### WHAT TO DO
Below is a block of records. Copy every line in it that contains the word "Philippines".
• • • • • • •
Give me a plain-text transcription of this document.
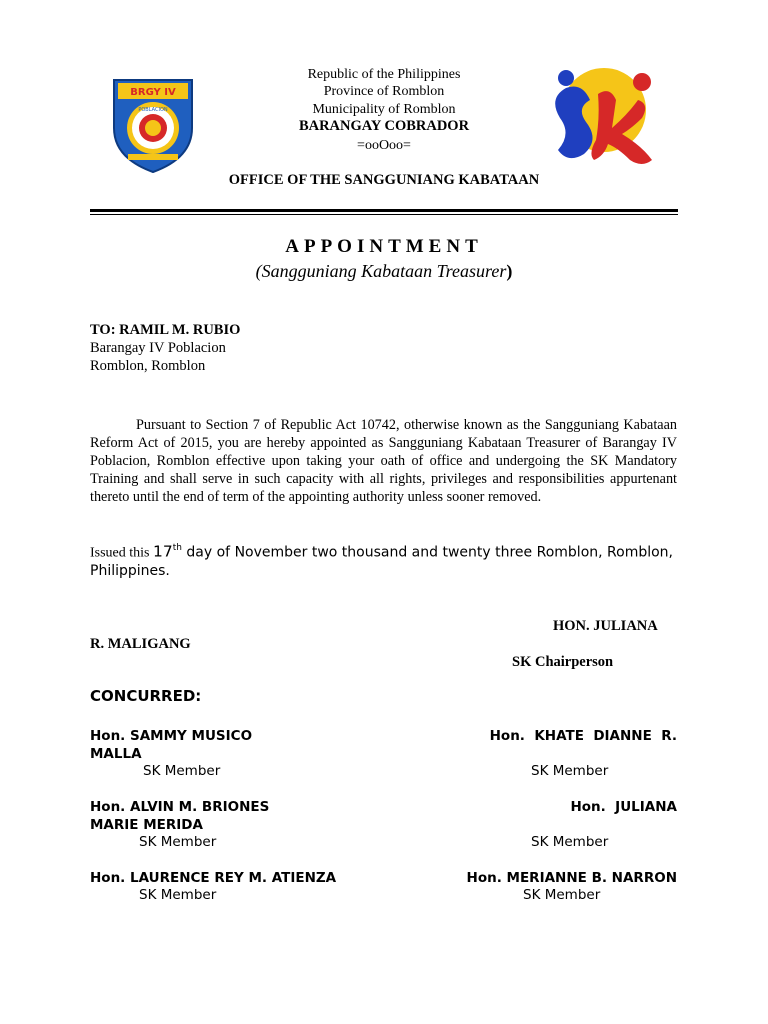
BRGY IV
POBLACION
SK
Republic of the Philippines
Province of Romblon
Municipality of Romblon
BARANGAY COBRADOR
=ooOoo=
OFFICE OF THE SANGGUNIANG KABATAAN
APPOINTMENT
(Sangguniang Kabataan Treasurer)
TO: RAMIL M. RUBIO
Barangay IV Poblacion
Romblon, Romblon
Pursuant to Section 7 of Republic Act 10742, otherwise known as the Sangguniang Kabataan Reform Act of 2015, you are hereby appointed as Sangguniang Kabataan Treasurer of Barangay IV Poblacion, Romblon effective upon taking your oath of office and undergoing the SK Mandatory Training and shall serve in such capacity with all rights, privileges and responsibilities appurtenant thereto until the end of term of the appointing authority unless sooner removed.
Issued this 17th day of November two thousand and twenty three Romblon, Romblon, Philippines.
HON. JULIANA
R. MALIGANG
SK Chairperson
CONCURRED:
Hon. SAMMY MUSICO
MALLA
SK Member
Hon.  KHATE  DIANNE  R.
SK Member
Hon. ALVIN M. BRIONES
MARIE MERIDA
SK Member
Hon.  JULIANA
SK Member
Hon. LAURENCE REY M. ATIENZA
SK Member
Hon. MERIANNE B. NARRON
SK Member
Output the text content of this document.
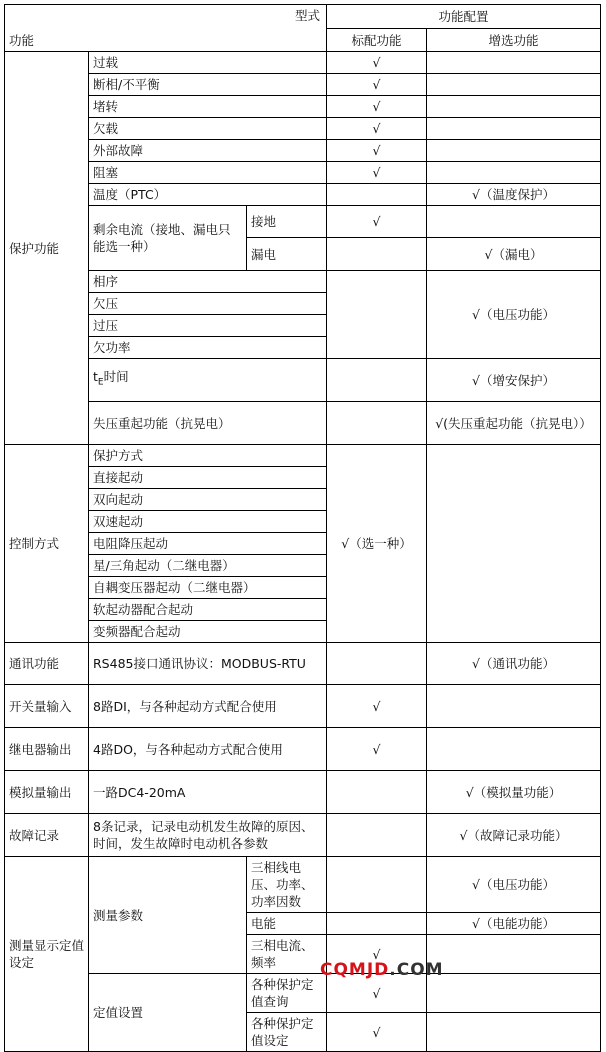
型式			功能配置	
功能			标配功能	增选功能
保护功能	过载		√	
	断相/不平衡		√	
	堵转		√	
	欠载		√	
	外部故障		√	
	阻塞		√	
	温度（PTC）			√（温度保护）
	剩余电流（接地、漏电只能选一种）	接地	√	
		漏电		√（漏电）
	相序			√（电压功能）
	欠压			
	过压			
	欠功率			
	$t_E$时间			√（增安保护）
	失压重起功能（抗晃电）			√(失压重起功能（抗晃电））

控制方式	保护方式		√（选一种）	
	直接起动			
	双向起动			
	双速起动			
	电阻降压起动			
	星/三角起动（二继电器）			
	自耦变压器起动（二继电器）			
	软起动器配合起动			
	变频器配合起动			
通讯功能	RS485接口通讯协议：MODBUS-RTU			√（通讯功能）
开关量输入	8路DI，与各种起动方式配合使用		√	
继电器输出	4路DO，与各种起动方式配合使用		√	
模拟量输出	一路DC4-20mA			√（模拟量功能）
故障记录	8条记录，记录电动机发生故障的原因、时间，发生故障时电动机各参数			√（故障记录功能）
测量显示定值设定	测量参数	三相线电压、功率、功率因数		√（电压功能）
		电能		√（电能功能）
		三相电流、频率	√	
	定值设置	各种保护定值查询	√	
		各种保护定值设定	√	
CQMJD.COM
• • • • • • •
### THE RESULT
Republic of the Philippines
Issued this 17th day of November two thousand and twenty three Romblon, Romblon, Philippines.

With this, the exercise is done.